--- start ---
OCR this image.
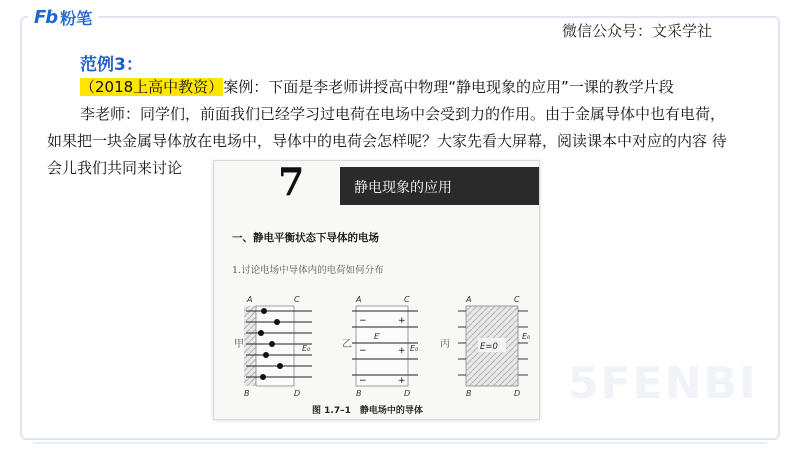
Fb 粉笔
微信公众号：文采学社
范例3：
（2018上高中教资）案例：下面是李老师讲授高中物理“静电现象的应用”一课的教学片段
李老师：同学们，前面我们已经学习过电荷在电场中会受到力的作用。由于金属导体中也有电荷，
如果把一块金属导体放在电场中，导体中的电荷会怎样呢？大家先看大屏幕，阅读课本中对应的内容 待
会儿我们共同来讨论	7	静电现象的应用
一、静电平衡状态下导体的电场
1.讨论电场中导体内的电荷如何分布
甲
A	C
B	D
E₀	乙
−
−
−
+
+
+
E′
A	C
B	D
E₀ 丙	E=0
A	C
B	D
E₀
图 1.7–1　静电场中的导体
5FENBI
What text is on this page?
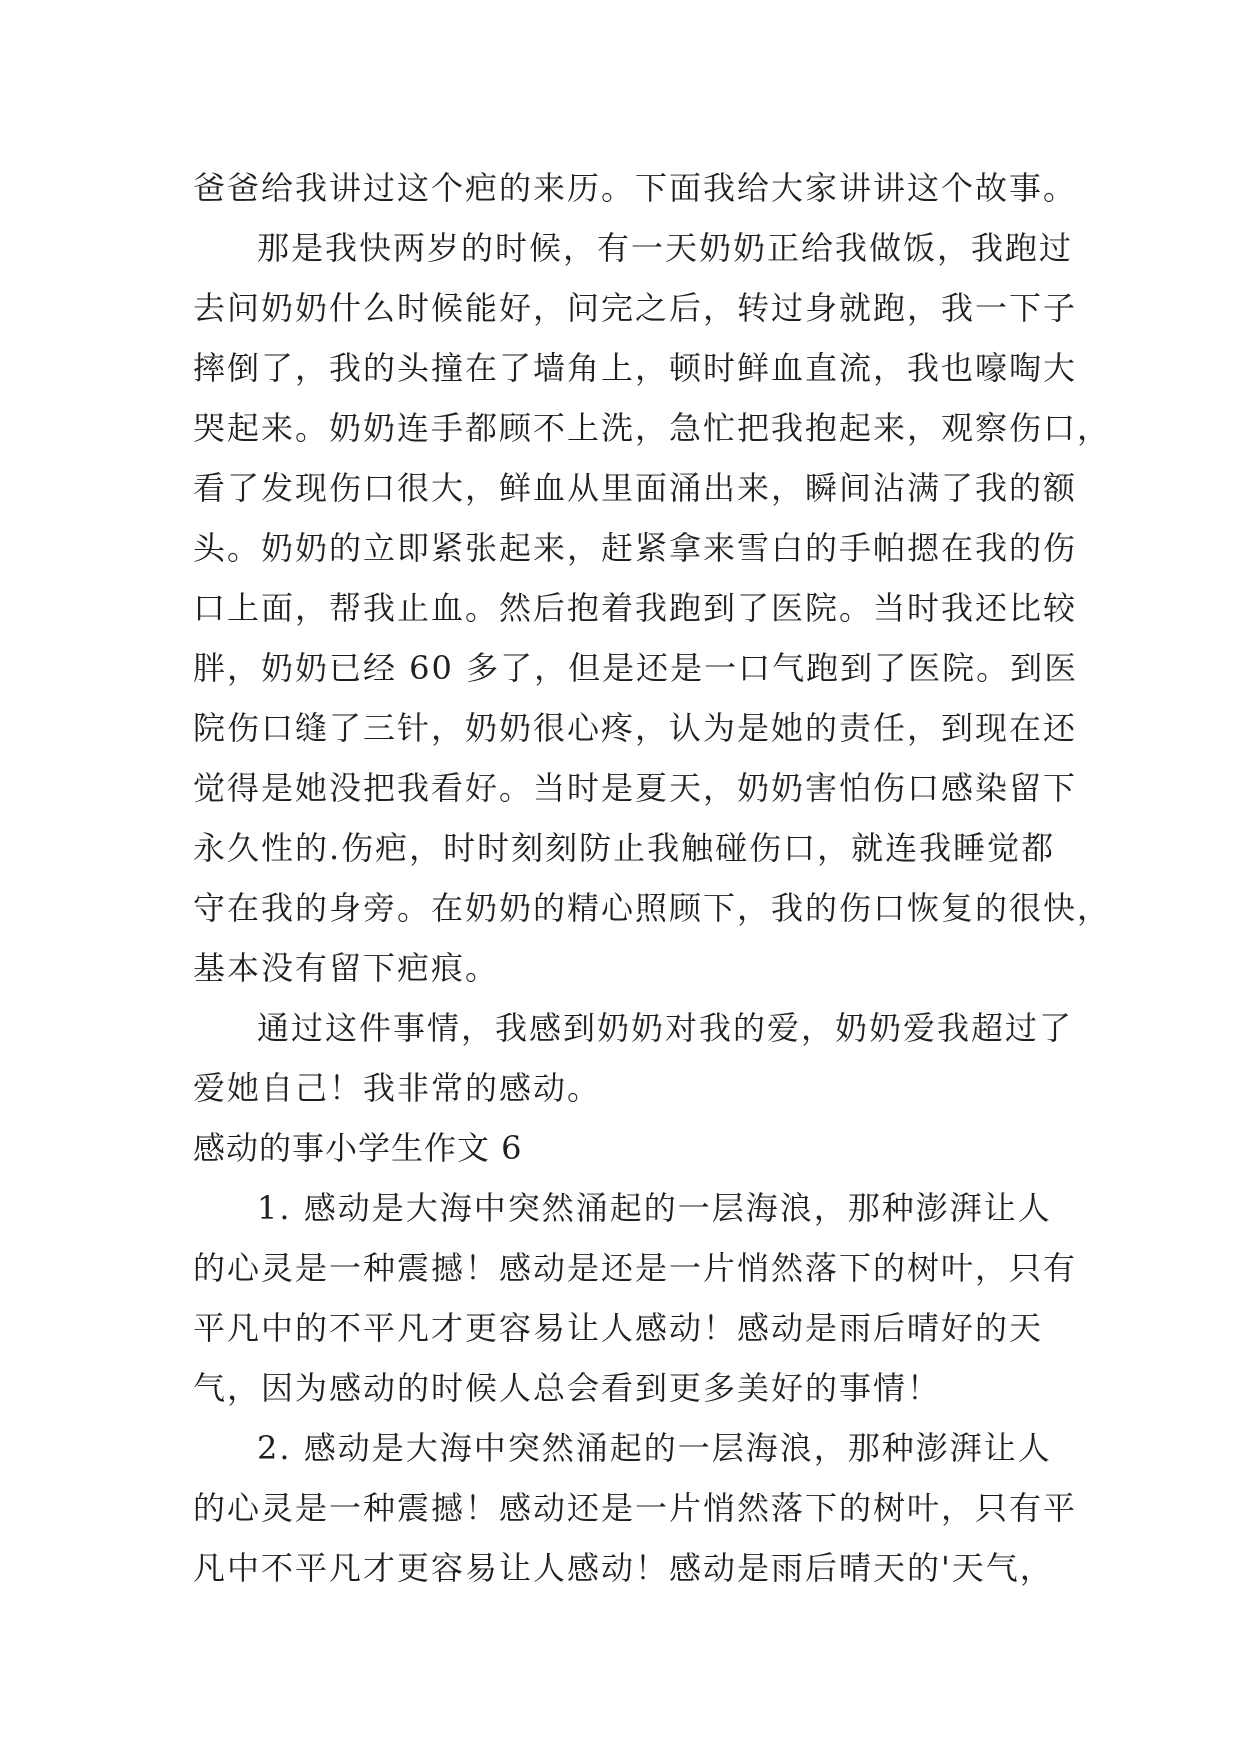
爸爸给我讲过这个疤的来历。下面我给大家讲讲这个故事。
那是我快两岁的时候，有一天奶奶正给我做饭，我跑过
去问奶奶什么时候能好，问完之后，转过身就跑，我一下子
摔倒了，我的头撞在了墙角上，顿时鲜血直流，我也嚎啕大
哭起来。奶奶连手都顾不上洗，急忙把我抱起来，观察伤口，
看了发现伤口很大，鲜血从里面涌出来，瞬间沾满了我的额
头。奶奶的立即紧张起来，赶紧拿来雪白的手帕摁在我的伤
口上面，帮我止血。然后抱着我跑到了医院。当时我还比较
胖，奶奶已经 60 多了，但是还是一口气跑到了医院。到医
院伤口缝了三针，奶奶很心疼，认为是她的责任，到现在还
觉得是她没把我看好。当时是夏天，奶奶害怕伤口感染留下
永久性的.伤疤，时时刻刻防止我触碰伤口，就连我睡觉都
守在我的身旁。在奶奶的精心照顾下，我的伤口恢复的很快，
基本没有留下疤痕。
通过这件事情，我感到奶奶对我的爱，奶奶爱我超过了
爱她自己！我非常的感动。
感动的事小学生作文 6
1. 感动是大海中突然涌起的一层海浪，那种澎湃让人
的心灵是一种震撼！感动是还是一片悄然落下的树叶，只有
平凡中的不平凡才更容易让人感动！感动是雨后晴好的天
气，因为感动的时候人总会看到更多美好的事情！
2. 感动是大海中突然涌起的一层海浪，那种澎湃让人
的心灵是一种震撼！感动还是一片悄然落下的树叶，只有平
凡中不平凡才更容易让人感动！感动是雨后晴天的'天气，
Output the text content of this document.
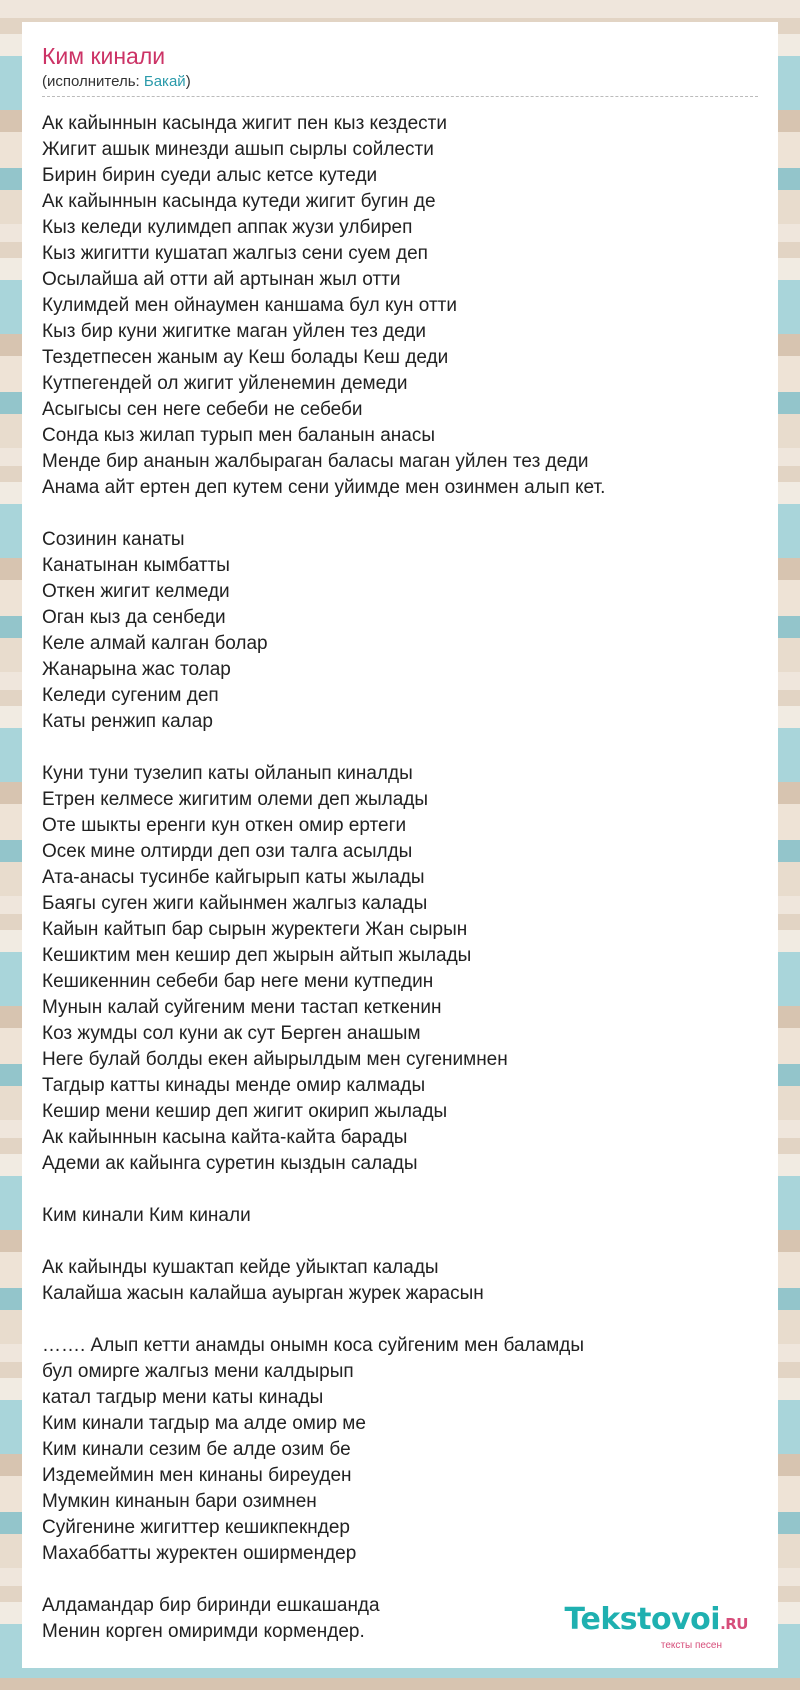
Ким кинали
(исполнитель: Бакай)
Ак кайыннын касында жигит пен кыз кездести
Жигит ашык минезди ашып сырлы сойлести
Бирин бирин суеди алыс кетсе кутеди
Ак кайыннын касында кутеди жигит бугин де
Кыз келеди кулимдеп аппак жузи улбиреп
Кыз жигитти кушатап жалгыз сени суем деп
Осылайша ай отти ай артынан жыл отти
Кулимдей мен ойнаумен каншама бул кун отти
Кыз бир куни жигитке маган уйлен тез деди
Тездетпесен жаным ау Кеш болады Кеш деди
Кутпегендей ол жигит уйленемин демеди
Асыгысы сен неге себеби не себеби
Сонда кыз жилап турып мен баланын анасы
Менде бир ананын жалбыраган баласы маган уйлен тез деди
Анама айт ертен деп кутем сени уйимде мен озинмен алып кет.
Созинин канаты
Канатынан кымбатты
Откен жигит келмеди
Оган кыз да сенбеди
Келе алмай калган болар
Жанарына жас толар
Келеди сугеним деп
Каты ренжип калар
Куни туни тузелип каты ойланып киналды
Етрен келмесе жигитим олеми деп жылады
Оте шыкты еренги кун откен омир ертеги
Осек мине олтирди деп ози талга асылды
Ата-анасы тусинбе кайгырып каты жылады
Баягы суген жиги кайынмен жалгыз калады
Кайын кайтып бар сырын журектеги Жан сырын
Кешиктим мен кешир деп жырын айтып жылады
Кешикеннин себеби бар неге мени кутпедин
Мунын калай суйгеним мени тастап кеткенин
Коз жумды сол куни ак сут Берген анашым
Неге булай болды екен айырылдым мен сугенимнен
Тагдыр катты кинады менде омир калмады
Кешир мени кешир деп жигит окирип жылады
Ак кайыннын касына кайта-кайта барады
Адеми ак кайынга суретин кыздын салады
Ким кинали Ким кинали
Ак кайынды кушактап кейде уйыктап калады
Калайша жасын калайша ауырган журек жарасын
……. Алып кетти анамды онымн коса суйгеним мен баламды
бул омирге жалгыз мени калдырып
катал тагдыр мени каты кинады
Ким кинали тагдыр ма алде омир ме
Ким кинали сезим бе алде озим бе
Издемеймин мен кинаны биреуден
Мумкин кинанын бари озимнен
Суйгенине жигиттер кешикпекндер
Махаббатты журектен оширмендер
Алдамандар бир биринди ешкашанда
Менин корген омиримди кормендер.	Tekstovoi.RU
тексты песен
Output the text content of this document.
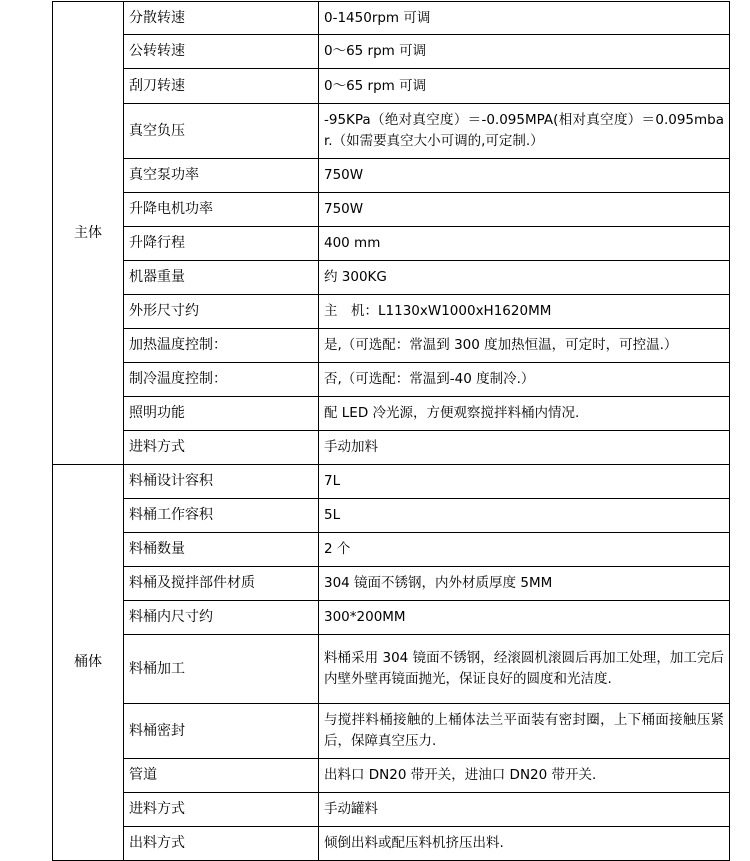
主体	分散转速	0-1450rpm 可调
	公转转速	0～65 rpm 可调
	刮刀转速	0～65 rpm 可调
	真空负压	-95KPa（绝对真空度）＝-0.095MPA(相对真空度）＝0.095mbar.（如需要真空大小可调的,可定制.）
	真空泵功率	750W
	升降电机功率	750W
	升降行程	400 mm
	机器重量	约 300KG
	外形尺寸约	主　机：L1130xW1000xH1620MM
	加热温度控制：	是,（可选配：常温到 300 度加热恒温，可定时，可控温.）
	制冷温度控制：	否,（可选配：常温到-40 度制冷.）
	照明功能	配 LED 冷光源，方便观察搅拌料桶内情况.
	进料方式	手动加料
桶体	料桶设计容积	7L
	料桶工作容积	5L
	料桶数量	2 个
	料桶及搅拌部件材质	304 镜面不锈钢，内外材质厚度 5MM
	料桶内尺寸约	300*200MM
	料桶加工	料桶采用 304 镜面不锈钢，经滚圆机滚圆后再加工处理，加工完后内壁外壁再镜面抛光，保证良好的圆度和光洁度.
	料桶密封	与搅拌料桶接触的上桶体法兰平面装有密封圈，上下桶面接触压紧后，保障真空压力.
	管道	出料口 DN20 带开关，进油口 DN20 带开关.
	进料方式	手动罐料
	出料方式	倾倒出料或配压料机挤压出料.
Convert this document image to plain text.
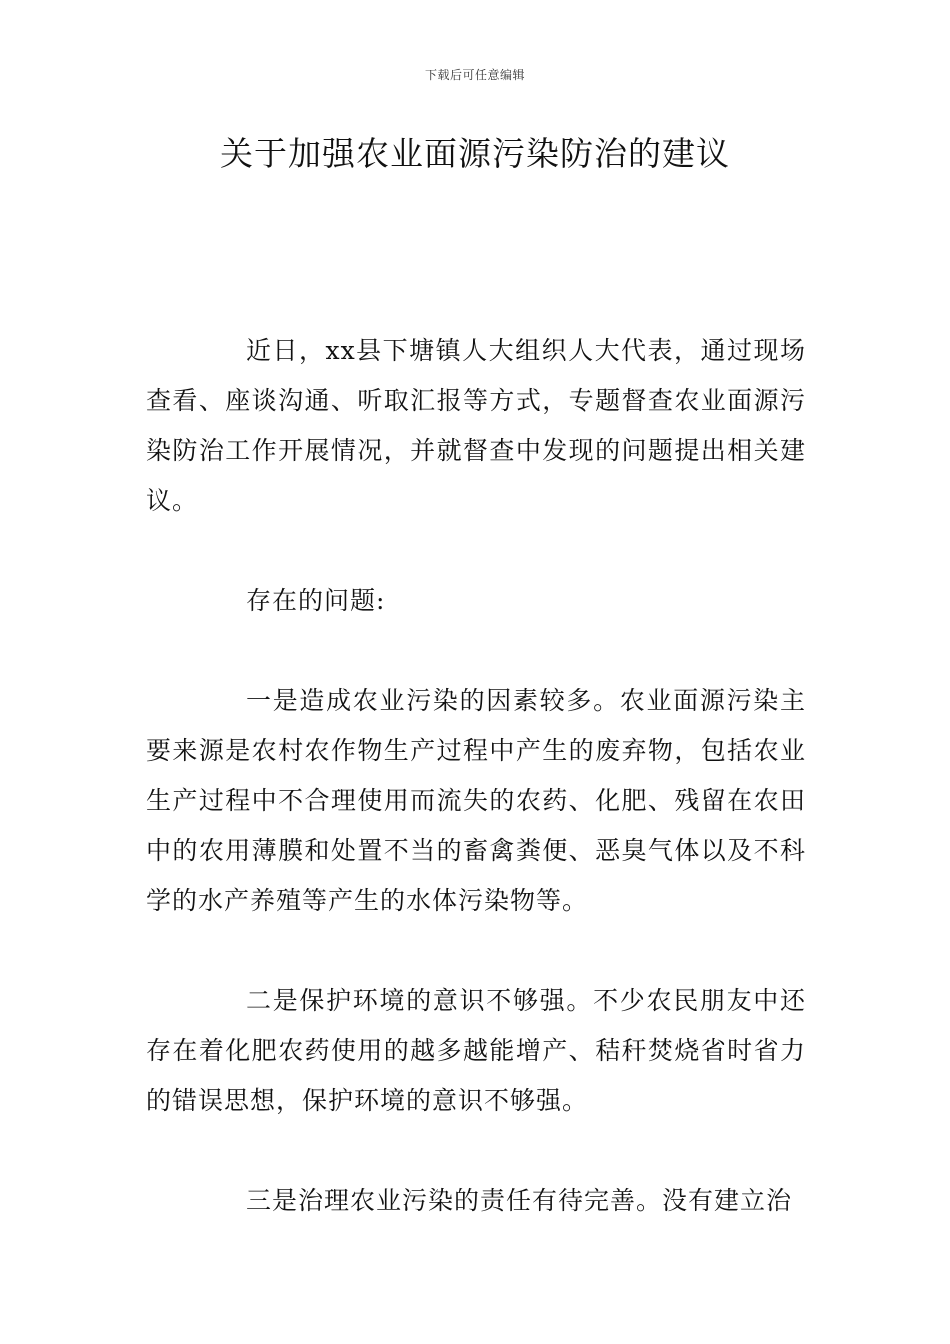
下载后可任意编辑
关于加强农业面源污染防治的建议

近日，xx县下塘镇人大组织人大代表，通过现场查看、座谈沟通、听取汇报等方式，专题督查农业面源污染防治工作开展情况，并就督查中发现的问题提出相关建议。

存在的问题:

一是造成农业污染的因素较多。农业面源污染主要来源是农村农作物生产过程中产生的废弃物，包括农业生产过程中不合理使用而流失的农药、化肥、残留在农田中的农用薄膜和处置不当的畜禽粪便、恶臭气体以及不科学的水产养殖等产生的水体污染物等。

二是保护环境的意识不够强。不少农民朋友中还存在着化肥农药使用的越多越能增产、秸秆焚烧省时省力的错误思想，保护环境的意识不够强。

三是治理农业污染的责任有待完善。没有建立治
--- end ---
* **Exercise goal**: Copy the entries above faithfully and omit every image.

* **Answer to the task**:
OCR this image.
Fb 粉笔
微信公众号：文采学社
范例3：
（2018上高中教资）案例：下面是李老师讲授高中物理“静电现象的应用”一课的教学片段
李老师：同学们，前面我们已经学习过电荷在电场中会受到力的作用。由于金属导体中也有电荷，
如果把一块金属导体放在电场中，导体中的电荷会怎样呢？大家先看大屏幕，阅读课本中对应的内容 待
会儿我们共同来讨论	7	静电现象的应用
一、静电平衡状态下导体的电场
1.讨论电场中导体内的电荷如何分布
甲
A	C
B	D
E₀	乙
−
−
−
+
+
+
E′
A	C
B	D
E₀ 丙	E=0
A	C
B	D
E₀
图 1.7–1　静电场中的导体
5FENBI
What text is on this page?
爸爸给我讲过这个疤的来历。下面我给大家讲讲这个故事。
那是我快两岁的时候，有一天奶奶正给我做饭，我跑过
去问奶奶什么时候能好，问完之后，转过身就跑，我一下子
摔倒了，我的头撞在了墙角上，顿时鲜血直流，我也嚎啕大
哭起来。奶奶连手都顾不上洗，急忙把我抱起来，观察伤口，
看了发现伤口很大，鲜血从里面涌出来，瞬间沾满了我的额
头。奶奶的立即紧张起来，赶紧拿来雪白的手帕摁在我的伤
口上面，帮我止血。然后抱着我跑到了医院。当时我还比较
胖，奶奶已经 60 多了，但是还是一口气跑到了医院。到医
院伤口缝了三针，奶奶很心疼，认为是她的责任，到现在还
觉得是她没把我看好。当时是夏天，奶奶害怕伤口感染留下
永久性的.伤疤，时时刻刻防止我触碰伤口，就连我睡觉都
守在我的身旁。在奶奶的精心照顾下，我的伤口恢复的很快，
基本没有留下疤痕。
通过这件事情，我感到奶奶对我的爱，奶奶爱我超过了
爱她自己！我非常的感动。
感动的事小学生作文 6
1. 感动是大海中突然涌起的一层海浪，那种澎湃让人
的心灵是一种震撼！感动是还是一片悄然落下的树叶，只有
平凡中的不平凡才更容易让人感动！感动是雨后晴好的天
气，因为感动的时候人总会看到更多美好的事情！
2. 感动是大海中突然涌起的一层海浪，那种澎湃让人
的心灵是一种震撼！感动还是一片悄然落下的树叶，只有平
凡中不平凡才更容易让人感动！感动是雨后晴天的'天气，
Output the text content of this document.
Ким кинали
(исполнитель: Бакай)
Ак кайыннын касында жигит пен кыз кездести
Жигит ашык минезди ашып сырлы сойлести
Бирин бирин суеди алыс кетсе кутеди
Ак кайыннын касында кутеди жигит бугин де
Кыз келеди кулимдеп аппак жузи улбиреп
Кыз жигитти кушатап жалгыз сени суем деп
Осылайша ай отти ай артынан жыл отти
Кулимдей мен ойнаумен каншама бул кун отти
Кыз бир куни жигитке маган уйлен тез деди
Тездетпесен жаным ау Кеш болады Кеш деди
Кутпегендей ол жигит уйленемин демеди
Асыгысы сен неге себеби не себеби
Сонда кыз жилап турып мен баланын анасы
Менде бир ананын жалбыраган баласы маган уйлен тез деди
Анама айт ертен деп кутем сени уйимде мен озинмен алып кет.
Созинин канаты
Канатынан кымбатты
Откен жигит келмеди
Оган кыз да сенбеди
Келе алмай калган болар
Жанарына жас толар
Келеди сугеним деп
Каты ренжип калар
Куни туни тузелип каты ойланып киналды
Етрен келмесе жигитим олеми деп жылады
Оте шыкты еренги кун откен омир ертеги
Осек мине олтирди деп ози талга асылды
Ата-анасы тусинбе кайгырып каты жылады
Баягы суген жиги кайынмен жалгыз калады
Кайын кайтып бар сырын журектеги Жан сырын
Кешиктим мен кешир деп жырын айтып жылады
Кешикеннин себеби бар неге мени кутпедин
Мунын калай суйгеним мени тастап кеткенин
Коз жумды сол куни ак сут Берген анашым
Неге булай болды екен айырылдым мен сугенимнен
Тагдыр катты кинады менде омир калмады
Кешир мени кешир деп жигит окирип жылады
Ак кайыннын касына кайта-кайта барады
Адеми ак кайынга суретин кыздын салады
Ким кинали Ким кинали
Ак кайынды кушактап кейде уйыктап калады
Калайша жасын калайша ауырган журек жарасын
……. Алып кетти анамды онымн коса суйгеним мен баламды
бул омирге жалгыз мени калдырып
катал тагдыр мени каты кинады
Ким кинали тагдыр ма алде омир ме
Ким кинали сезим бе алде озим бе
Издемеймин мен кинаны биреуден
Мумкин кинанын бари озимнен
Суйгенине жигиттер кешикпекндер
Махаббатты журектен оширмендер
Алдамандар бир биринди ешкашанда
Менин корген омиримди кормендер.	Tekstovoi.RU
тексты песен
Output the text content of this document.
主体	分散转速	0-1450rpm 可调
	公转转速	0～65 rpm 可调
	刮刀转速	0～65 rpm 可调
	真空负压	-95KPa（绝对真空度）＝-0.095MPA(相对真空度）＝0.095mbar.（如需要真空大小可调的,可定制.）
	真空泵功率	750W
	升降电机功率	750W
	升降行程	400 mm
	机器重量	约 300KG
	外形尺寸约	主　机：L1130xW1000xH1620MM
	加热温度控制：	是,（可选配：常温到 300 度加热恒温，可定时，可控温.）
	制冷温度控制：	否,（可选配：常温到-40 度制冷.）
	照明功能	配 LED 冷光源，方便观察搅拌料桶内情况.
	进料方式	手动加料
桶体	料桶设计容积	7L
	料桶工作容积	5L
	料桶数量	2 个
	料桶及搅拌部件材质	304 镜面不锈钢，内外材质厚度 5MM
	料桶内尺寸约	300*200MM
	料桶加工	料桶采用 304 镜面不锈钢，经滚圆机滚圆后再加工处理，加工完后内壁外壁再镜面抛光，保证良好的圆度和光洁度.
	料桶密封	与搅拌料桶接触的上桶体法兰平面装有密封圈，上下桶面接触压紧后，保障真空压力.
	管道	出料口 DN20 带开关，进油口 DN20 带开关.
	进料方式	手动罐料
	出料方式	倾倒出料或配压料机挤压出料.
Convert this document image to plain text.
下载后可任意编辑
关于加强农业面源污染防治的建议

近日，xx县下塘镇人大组织人大代表，通过现场查看、座谈沟通、听取汇报等方式，专题督查农业面源污染防治工作开展情况，并就督查中发现的问题提出相关建议。

存在的问题:

一是造成农业污染的因素较多。农业面源污染主要来源是农村农作物生产过程中产生的废弃物，包括农业生产过程中不合理使用而流失的农药、化肥、残留在农田中的农用薄膜和处置不当的畜禽粪便、恶臭气体以及不科学的水产养殖等产生的水体污染物等。

二是保护环境的意识不够强。不少农民朋友中还存在着化肥农药使用的越多越能增产、秸秆焚烧省时省力的错误思想，保护环境的意识不够强。

三是治理农业污染的责任有待完善。没有建立治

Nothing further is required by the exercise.